↓↓↓

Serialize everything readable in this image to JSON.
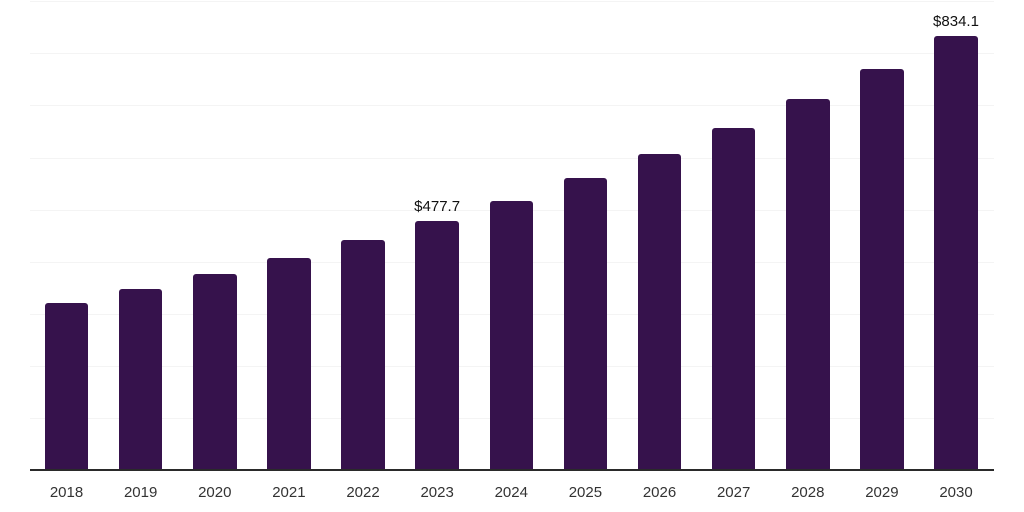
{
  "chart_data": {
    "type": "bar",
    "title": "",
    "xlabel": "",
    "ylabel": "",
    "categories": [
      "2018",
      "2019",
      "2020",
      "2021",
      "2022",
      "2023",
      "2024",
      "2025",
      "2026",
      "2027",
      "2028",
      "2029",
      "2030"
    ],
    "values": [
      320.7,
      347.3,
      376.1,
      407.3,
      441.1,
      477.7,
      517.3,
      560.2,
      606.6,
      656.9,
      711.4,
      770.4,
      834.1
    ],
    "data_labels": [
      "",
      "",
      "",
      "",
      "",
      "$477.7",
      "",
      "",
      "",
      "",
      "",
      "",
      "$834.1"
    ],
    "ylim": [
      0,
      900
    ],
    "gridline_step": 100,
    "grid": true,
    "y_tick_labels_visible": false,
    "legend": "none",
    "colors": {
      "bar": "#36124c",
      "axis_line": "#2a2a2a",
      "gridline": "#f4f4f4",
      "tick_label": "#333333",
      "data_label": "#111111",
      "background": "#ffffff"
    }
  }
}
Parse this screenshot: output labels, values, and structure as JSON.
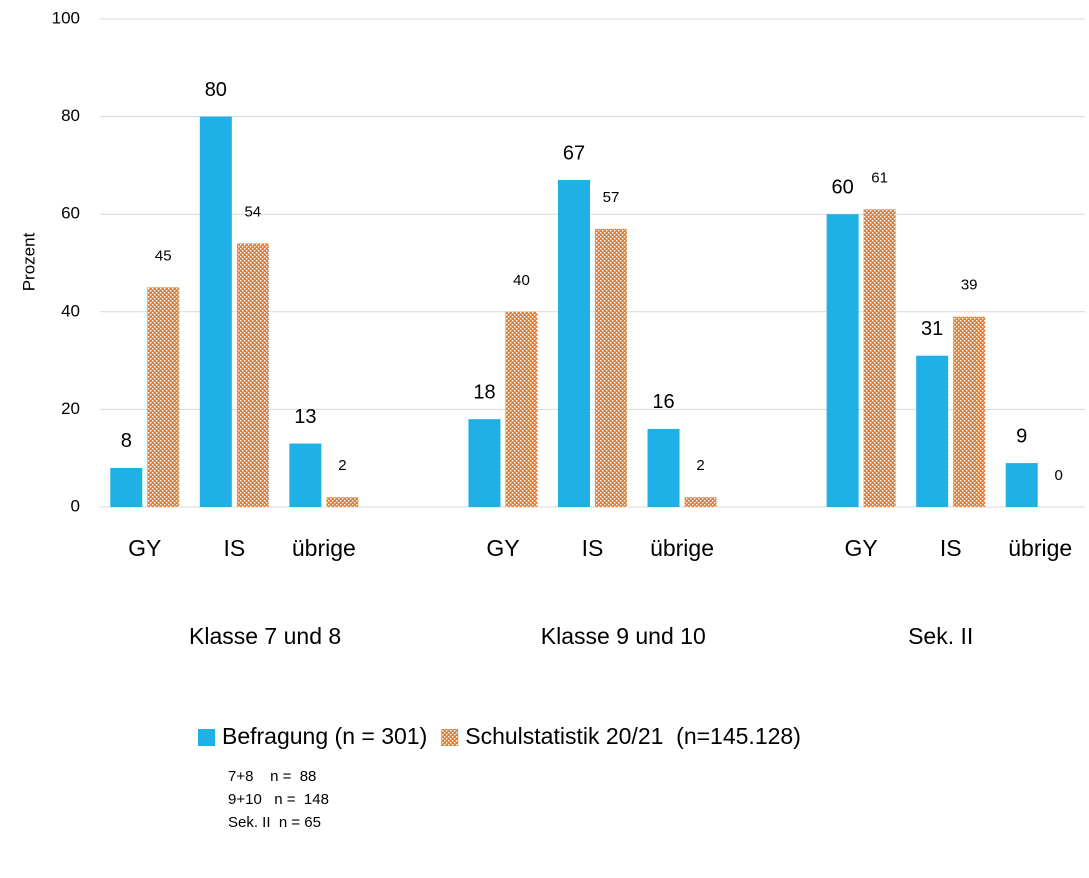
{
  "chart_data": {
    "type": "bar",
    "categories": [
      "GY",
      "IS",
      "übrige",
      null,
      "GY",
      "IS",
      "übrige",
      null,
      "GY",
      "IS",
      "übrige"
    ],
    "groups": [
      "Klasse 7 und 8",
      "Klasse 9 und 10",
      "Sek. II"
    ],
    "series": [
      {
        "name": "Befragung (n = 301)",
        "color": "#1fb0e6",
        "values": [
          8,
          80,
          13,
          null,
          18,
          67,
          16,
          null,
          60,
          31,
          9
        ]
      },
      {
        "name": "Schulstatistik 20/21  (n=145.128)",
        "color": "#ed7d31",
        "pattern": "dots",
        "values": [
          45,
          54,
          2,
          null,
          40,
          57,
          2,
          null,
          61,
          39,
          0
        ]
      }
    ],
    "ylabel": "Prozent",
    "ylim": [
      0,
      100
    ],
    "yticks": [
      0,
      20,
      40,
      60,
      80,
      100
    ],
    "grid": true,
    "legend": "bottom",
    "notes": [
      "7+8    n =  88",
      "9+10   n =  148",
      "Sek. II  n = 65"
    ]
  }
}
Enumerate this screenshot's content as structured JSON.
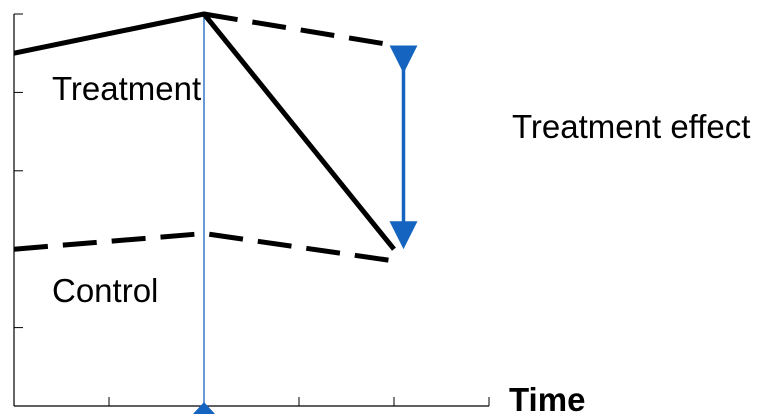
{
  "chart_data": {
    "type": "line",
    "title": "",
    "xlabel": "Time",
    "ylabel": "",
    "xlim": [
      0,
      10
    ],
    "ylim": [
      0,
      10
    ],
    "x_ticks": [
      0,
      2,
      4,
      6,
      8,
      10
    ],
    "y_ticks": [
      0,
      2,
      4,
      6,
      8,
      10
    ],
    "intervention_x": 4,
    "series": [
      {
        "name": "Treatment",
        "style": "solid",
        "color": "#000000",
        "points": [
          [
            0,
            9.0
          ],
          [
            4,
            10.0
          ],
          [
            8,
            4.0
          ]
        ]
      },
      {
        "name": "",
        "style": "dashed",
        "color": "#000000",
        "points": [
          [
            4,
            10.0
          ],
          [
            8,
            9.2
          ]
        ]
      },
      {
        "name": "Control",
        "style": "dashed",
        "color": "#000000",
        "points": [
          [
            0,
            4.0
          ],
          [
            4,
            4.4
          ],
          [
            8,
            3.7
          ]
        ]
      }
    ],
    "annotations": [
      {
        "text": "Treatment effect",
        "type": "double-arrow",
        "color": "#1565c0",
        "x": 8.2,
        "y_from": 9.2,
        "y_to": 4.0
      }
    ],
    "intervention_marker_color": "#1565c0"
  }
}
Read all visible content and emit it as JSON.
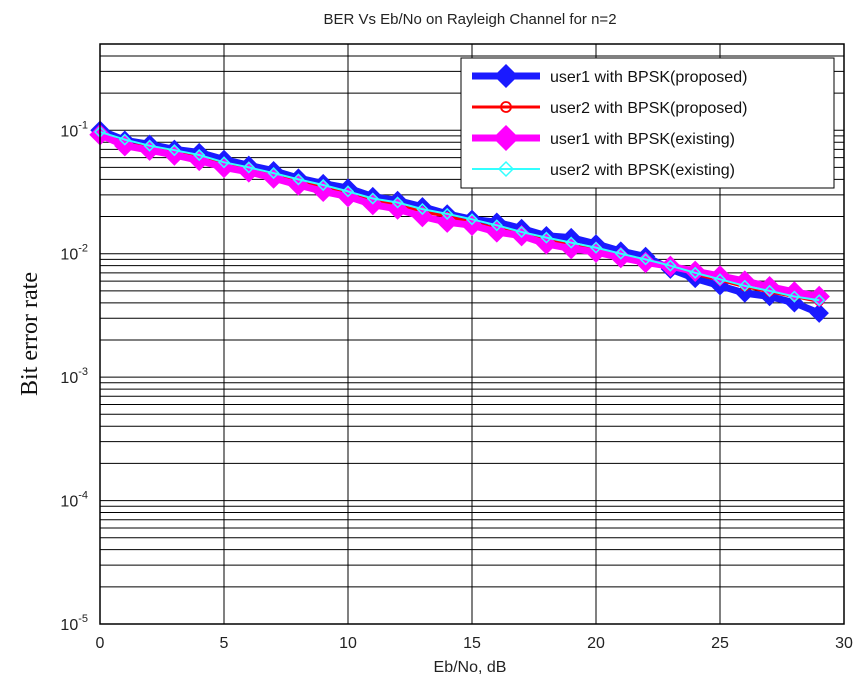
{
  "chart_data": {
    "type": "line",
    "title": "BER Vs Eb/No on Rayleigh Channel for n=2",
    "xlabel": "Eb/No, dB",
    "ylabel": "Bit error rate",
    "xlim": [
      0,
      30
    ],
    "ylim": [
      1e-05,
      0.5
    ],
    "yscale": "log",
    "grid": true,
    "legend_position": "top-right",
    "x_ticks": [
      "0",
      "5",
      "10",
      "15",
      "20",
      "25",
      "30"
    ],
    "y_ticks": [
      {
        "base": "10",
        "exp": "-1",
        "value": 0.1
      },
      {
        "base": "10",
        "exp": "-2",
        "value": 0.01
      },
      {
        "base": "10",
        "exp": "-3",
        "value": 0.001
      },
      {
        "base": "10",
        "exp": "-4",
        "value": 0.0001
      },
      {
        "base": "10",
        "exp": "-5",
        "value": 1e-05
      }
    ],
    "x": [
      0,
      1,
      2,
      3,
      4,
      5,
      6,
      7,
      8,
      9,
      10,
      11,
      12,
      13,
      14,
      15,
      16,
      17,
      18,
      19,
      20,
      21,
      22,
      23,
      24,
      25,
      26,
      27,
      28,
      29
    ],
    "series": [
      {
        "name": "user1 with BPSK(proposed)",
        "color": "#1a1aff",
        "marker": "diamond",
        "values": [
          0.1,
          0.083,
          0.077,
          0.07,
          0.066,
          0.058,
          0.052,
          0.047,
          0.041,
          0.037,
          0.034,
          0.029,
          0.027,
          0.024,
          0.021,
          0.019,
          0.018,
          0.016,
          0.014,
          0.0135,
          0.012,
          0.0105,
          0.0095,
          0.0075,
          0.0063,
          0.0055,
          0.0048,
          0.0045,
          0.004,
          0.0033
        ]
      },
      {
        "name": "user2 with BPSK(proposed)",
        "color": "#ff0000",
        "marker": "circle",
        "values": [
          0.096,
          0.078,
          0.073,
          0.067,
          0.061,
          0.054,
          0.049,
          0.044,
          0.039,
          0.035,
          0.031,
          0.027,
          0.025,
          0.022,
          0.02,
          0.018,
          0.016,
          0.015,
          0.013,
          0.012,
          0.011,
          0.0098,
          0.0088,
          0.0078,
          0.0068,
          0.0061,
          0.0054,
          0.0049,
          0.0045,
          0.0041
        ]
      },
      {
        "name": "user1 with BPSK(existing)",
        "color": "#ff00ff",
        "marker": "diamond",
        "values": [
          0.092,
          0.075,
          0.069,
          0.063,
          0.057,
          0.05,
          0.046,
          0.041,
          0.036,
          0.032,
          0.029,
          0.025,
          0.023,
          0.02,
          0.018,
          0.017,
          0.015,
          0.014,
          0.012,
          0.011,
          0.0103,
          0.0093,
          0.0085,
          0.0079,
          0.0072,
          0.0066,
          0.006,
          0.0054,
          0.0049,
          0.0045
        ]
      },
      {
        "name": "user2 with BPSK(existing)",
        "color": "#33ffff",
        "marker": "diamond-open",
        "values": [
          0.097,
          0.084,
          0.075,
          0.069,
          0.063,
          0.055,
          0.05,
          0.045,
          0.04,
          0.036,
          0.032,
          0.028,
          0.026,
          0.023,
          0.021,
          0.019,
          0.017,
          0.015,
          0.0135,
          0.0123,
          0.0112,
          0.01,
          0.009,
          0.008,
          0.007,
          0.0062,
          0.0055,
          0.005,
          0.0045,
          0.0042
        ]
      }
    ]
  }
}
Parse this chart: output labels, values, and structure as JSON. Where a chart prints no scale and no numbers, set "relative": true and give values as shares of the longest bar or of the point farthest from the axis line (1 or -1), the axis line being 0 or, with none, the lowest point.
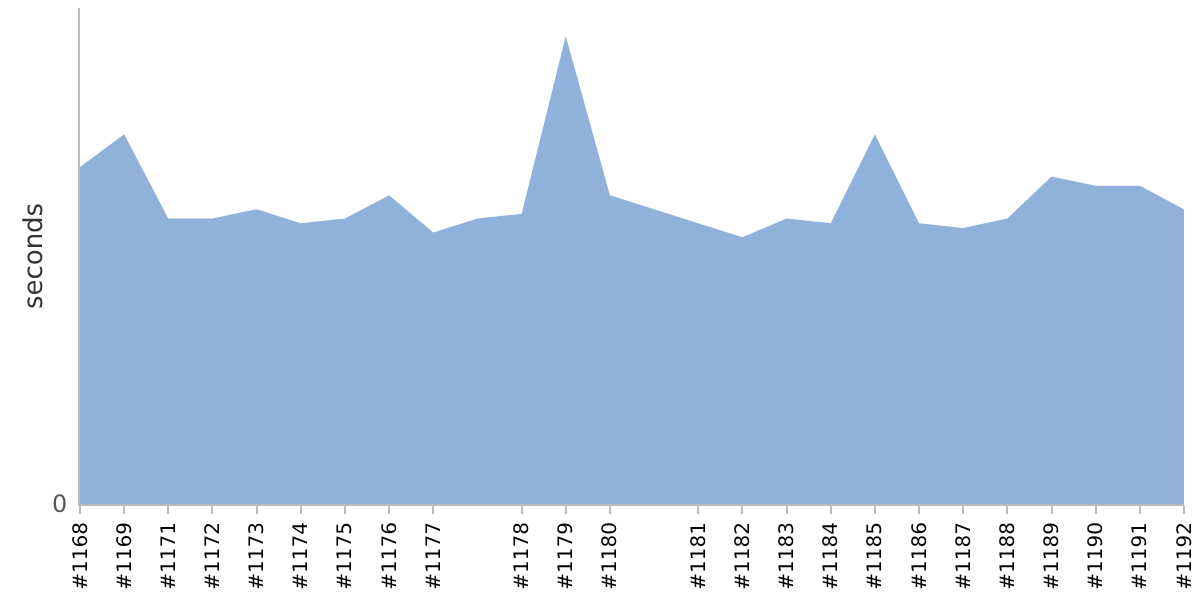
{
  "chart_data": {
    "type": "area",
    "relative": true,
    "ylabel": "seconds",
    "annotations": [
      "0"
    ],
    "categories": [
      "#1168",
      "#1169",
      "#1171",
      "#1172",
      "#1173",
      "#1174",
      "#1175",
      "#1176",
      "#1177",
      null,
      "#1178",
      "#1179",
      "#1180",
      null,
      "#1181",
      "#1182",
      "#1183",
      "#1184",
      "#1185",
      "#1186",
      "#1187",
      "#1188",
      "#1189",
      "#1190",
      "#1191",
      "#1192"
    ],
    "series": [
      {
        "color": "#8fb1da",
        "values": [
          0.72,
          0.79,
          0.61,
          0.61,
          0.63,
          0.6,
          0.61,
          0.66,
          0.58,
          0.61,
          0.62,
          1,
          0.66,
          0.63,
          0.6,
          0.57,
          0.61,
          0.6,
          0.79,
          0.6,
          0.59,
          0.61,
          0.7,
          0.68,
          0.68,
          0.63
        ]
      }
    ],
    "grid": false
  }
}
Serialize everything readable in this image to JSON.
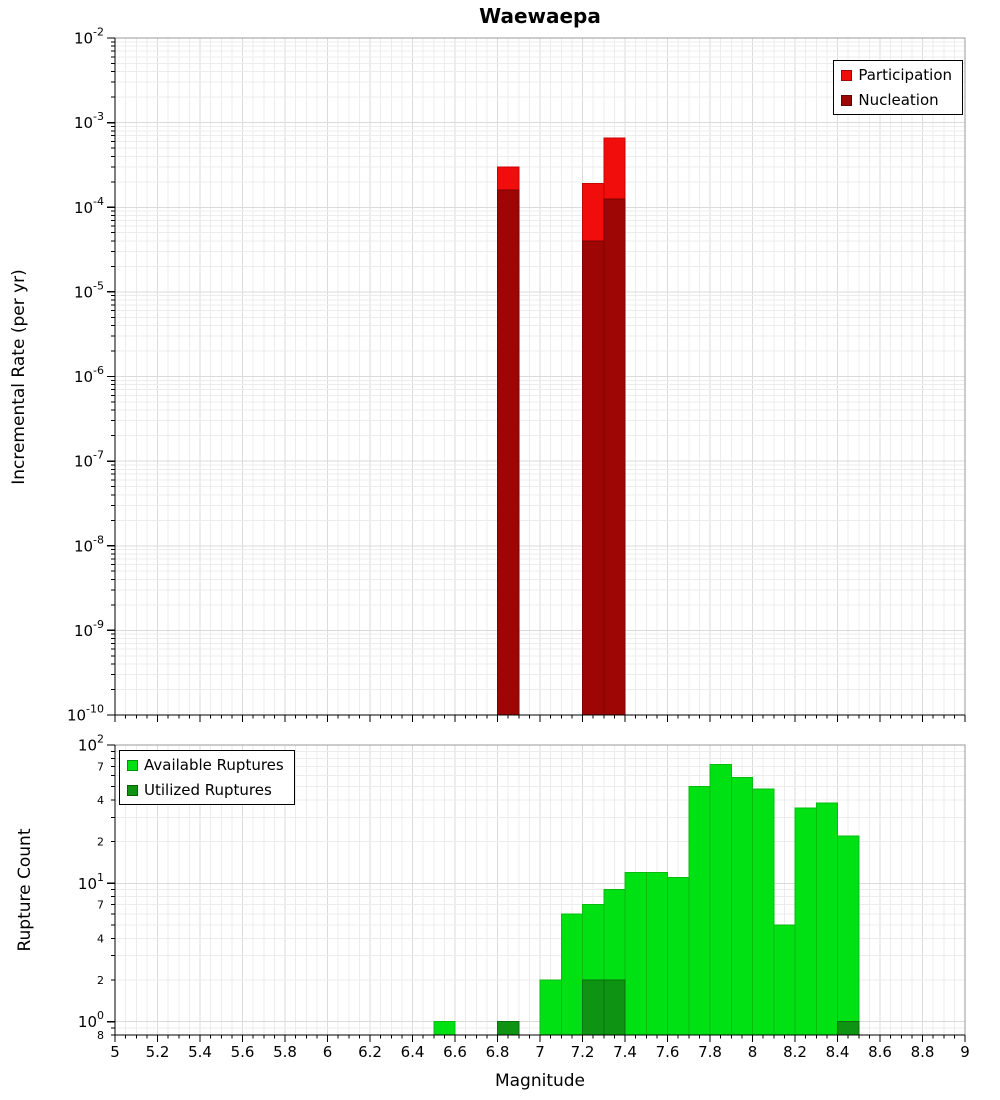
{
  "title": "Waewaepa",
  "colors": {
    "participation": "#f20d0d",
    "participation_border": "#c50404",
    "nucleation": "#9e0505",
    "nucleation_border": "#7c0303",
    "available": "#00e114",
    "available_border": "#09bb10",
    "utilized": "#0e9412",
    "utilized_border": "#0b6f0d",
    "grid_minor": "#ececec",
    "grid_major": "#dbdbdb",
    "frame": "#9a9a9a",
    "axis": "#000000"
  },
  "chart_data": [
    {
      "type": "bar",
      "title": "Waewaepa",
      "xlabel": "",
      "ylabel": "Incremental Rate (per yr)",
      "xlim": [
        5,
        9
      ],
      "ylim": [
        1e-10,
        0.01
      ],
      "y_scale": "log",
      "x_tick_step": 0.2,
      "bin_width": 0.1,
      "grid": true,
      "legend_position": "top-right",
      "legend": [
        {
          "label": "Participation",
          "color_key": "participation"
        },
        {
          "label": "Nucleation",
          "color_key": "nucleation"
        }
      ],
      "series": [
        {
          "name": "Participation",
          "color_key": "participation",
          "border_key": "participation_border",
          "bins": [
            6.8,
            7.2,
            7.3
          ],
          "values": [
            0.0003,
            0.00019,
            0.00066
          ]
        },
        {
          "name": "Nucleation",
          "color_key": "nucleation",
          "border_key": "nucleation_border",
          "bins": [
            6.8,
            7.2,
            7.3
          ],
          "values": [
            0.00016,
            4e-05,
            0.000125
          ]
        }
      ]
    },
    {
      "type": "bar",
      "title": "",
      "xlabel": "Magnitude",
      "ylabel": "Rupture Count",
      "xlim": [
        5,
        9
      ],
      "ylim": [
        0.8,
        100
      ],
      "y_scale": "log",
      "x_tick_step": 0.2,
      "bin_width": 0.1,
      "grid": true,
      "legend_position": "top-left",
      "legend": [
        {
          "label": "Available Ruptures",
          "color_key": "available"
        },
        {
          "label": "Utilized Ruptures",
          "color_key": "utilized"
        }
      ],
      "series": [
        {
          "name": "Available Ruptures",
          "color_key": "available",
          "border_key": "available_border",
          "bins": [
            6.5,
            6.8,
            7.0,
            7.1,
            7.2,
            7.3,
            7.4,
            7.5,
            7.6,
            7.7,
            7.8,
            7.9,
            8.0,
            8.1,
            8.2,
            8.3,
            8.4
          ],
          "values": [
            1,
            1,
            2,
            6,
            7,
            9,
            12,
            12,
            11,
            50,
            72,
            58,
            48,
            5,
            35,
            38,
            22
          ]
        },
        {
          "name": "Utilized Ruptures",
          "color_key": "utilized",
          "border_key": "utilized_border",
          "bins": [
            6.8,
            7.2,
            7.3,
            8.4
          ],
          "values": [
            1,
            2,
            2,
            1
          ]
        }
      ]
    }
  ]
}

↑↑↑

• STATED EXERCISE: In the entries above, identify every line with the string "Treatment".

• REPLY:
        "name": "Treatment",
        "text": "Treatment effect",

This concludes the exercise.